• Task instructions: In full and without alteration, give the listing again.

• Stored records:
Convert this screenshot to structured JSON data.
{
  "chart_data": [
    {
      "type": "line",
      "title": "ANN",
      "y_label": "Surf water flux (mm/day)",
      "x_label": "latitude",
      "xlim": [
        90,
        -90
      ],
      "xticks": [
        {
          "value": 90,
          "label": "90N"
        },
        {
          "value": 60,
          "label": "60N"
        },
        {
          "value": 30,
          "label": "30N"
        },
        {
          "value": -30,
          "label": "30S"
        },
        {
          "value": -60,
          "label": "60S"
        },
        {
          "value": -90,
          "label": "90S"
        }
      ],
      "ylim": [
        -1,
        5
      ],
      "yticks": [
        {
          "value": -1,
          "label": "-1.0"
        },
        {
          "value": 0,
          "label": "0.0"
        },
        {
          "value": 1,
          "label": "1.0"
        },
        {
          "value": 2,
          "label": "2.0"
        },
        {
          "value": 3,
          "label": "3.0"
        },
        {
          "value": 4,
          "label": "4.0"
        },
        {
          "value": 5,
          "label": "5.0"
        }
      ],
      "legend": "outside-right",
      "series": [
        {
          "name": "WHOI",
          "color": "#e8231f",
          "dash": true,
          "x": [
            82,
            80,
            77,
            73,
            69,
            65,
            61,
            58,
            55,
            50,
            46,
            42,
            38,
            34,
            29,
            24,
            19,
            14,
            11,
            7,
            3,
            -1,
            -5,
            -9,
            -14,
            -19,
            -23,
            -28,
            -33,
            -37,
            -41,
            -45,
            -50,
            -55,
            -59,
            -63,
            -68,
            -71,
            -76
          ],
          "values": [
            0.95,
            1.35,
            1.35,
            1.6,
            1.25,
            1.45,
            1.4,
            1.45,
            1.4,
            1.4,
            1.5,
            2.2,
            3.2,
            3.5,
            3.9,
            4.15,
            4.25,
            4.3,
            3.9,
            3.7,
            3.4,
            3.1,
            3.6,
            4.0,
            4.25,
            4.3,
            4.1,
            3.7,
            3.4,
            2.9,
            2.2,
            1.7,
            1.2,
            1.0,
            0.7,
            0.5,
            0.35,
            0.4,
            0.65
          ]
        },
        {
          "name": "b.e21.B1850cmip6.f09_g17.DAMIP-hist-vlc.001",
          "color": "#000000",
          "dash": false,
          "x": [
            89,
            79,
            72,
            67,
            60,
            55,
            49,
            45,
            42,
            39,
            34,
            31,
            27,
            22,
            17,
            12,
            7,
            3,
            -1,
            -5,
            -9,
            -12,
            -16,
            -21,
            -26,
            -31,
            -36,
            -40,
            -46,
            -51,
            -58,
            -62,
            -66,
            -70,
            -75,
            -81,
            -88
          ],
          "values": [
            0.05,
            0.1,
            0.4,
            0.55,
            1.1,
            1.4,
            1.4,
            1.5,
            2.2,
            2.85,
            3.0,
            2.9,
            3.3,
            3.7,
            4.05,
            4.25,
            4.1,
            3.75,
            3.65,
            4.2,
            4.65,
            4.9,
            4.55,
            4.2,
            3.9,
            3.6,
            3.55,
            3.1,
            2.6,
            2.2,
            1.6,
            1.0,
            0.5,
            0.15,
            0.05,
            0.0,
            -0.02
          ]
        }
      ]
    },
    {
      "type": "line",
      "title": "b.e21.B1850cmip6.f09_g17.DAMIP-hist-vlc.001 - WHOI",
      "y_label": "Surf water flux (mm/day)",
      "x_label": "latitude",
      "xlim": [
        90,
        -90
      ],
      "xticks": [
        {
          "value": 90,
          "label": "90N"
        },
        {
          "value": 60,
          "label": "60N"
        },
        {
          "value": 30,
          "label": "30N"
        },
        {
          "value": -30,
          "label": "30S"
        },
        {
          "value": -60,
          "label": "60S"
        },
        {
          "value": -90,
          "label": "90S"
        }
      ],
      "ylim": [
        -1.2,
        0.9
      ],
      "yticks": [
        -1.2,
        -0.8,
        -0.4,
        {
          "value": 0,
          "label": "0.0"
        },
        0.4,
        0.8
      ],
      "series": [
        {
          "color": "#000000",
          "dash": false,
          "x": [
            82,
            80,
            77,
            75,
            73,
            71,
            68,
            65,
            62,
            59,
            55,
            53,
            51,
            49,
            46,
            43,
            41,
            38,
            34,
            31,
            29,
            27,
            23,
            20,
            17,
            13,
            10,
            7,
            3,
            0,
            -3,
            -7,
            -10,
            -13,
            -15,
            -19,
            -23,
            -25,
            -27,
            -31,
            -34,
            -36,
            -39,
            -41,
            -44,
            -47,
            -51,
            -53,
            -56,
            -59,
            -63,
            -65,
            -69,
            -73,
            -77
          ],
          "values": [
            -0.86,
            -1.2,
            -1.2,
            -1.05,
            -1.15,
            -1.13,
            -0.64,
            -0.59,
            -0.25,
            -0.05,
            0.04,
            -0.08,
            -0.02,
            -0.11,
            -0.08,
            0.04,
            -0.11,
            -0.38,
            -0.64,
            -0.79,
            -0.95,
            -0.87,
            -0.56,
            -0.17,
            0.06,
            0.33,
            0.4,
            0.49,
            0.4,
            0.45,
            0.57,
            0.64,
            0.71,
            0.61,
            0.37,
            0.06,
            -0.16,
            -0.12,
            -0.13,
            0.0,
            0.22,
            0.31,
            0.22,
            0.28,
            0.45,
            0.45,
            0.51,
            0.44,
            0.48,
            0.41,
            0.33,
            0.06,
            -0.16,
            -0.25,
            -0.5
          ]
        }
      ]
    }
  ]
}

• Reply to the task:
Convert this screenshot to structured JSON data.
{
  "chart_data": [
    {
      "type": "line",
      "title": "ANN",
      "y_label": "Surf water flux (mm/day)",
      "x_label": "latitude",
      "xlim": [
        90,
        -90
      ],
      "xticks": [
        {
          "value": 90,
          "label": "90N"
        },
        {
          "value": 60,
          "label": "60N"
        },
        {
          "value": 30,
          "label": "30N"
        },
        {
          "value": -30,
          "label": "30S"
        },
        {
          "value": -60,
          "label": "60S"
        },
        {
          "value": -90,
          "label": "90S"
        }
      ],
      "ylim": [
        -1,
        5
      ],
      "yticks": [
        {
          "value": -1,
          "label": "-1.0"
        },
        {
          "value": 0,
          "label": "0.0"
        },
        {
          "value": 1,
          "label": "1.0"
        },
        {
          "value": 2,
          "label": "2.0"
        },
        {
          "value": 3,
          "label": "3.0"
        },
        {
          "value": 4,
          "label": "4.0"
        },
        {
          "value": 5,
          "label": "5.0"
        }
      ],
      "legend": "outside-right",
      "series": [
        {
          "name": "WHOI",
          "color": "#e8231f",
          "dash": true,
          "x": [
            82,
            80,
            77,
            73,
            69,
            65,
            61,
            58,
            55,
            50,
            46,
            42,
            38,
            34,
            29,
            24,
            19,
            14,
            11,
            7,
            3,
            -1,
            -5,
            -9,
            -14,
            -19,
            -23,
            -28,
            -33,
            -37,
            -41,
            -45,
            -50,
            -55,
            -59,
            -63,
            -68,
            -71,
            -76
          ],
          "values": [
            0.95,
            1.35,
            1.35,
            1.6,
            1.25,
            1.45,
            1.4,
            1.45,
            1.4,
            1.4,
            1.5,
            2.2,
            3.2,
            3.5,
            3.9,
            4.15,
            4.25,
            4.3,
            3.9,
            3.7,
            3.4,
            3.1,
            3.6,
            4.0,
            4.25,
            4.3,
            4.1,
            3.7,
            3.4,
            2.9,
            2.2,
            1.7,
            1.2,
            1.0,
            0.7,
            0.5,
            0.35,
            0.4,
            0.65
          ]
        },
        {
          "name": "b.e21.B1850cmip6.f09_g17.DAMIP-hist-vlc.001",
          "color": "#000000",
          "dash": false,
          "x": [
            89,
            79,
            72,
            67,
            60,
            55,
            49,
            45,
            42,
            39,
            34,
            31,
            27,
            22,
            17,
            12,
            7,
            3,
            -1,
            -5,
            -9,
            -12,
            -16,
            -21,
            -26,
            -31,
            -36,
            -40,
            -46,
            -51,
            -58,
            -62,
            -66,
            -70,
            -75,
            -81,
            -88
          ],
          "values": [
            0.05,
            0.1,
            0.4,
            0.55,
            1.1,
            1.4,
            1.4,
            1.5,
            2.2,
            2.85,
            3.0,
            2.9,
            3.3,
            3.7,
            4.05,
            4.25,
            4.1,
            3.75,
            3.65,
            4.2,
            4.65,
            4.9,
            4.55,
            4.2,
            3.9,
            3.6,
            3.55,
            3.1,
            2.6,
            2.2,
            1.6,
            1.0,
            0.5,
            0.15,
            0.05,
            0.0,
            -0.02
          ]
        }
      ]
    },
    {
      "type": "line",
      "title": "b.e21.B1850cmip6.f09_g17.DAMIP-hist-vlc.001 - WHOI",
      "y_label": "Surf water flux (mm/day)",
      "x_label": "latitude",
      "xlim": [
        90,
        -90
      ],
      "xticks": [
        {
          "value": 90,
          "label": "90N"
        },
        {
          "value": 60,
          "label": "60N"
        },
        {
          "value": 30,
          "label": "30N"
        },
        {
          "value": -30,
          "label": "30S"
        },
        {
          "value": -60,
          "label": "60S"
        },
        {
          "value": -90,
          "label": "90S"
        }
      ],
      "ylim": [
        -1.2,
        0.9
      ],
      "yticks": [
        -1.2,
        -0.8,
        -0.4,
        {
          "value": 0,
          "label": "0.0"
        },
        0.4,
        0.8
      ],
      "series": [
        {
          "color": "#000000",
          "dash": false,
          "x": [
            82,
            80,
            77,
            75,
            73,
            71,
            68,
            65,
            62,
            59,
            55,
            53,
            51,
            49,
            46,
            43,
            41,
            38,
            34,
            31,
            29,
            27,
            23,
            20,
            17,
            13,
            10,
            7,
            3,
            0,
            -3,
            -7,
            -10,
            -13,
            -15,
            -19,
            -23,
            -25,
            -27,
            -31,
            -34,
            -36,
            -39,
            -41,
            -44,
            -47,
            -51,
            -53,
            -56,
            -59,
            -63,
            -65,
            -69,
            -73,
            -77
          ],
          "values": [
            -0.86,
            -1.2,
            -1.2,
            -1.05,
            -1.15,
            -1.13,
            -0.64,
            -0.59,
            -0.25,
            -0.05,
            0.04,
            -0.08,
            -0.02,
            -0.11,
            -0.08,
            0.04,
            -0.11,
            -0.38,
            -0.64,
            -0.79,
            -0.95,
            -0.87,
            -0.56,
            -0.17,
            0.06,
            0.33,
            0.4,
            0.49,
            0.4,
            0.45,
            0.57,
            0.64,
            0.71,
            0.61,
            0.37,
            0.06,
            -0.16,
            -0.12,
            -0.13,
            0.0,
            0.22,
            0.31,
            0.22,
            0.28,
            0.45,
            0.45,
            0.51,
            0.44,
            0.48,
            0.41,
            0.33,
            0.06,
            -0.16,
            -0.25,
            -0.5
          ]
        }
      ]
    }
  ]
}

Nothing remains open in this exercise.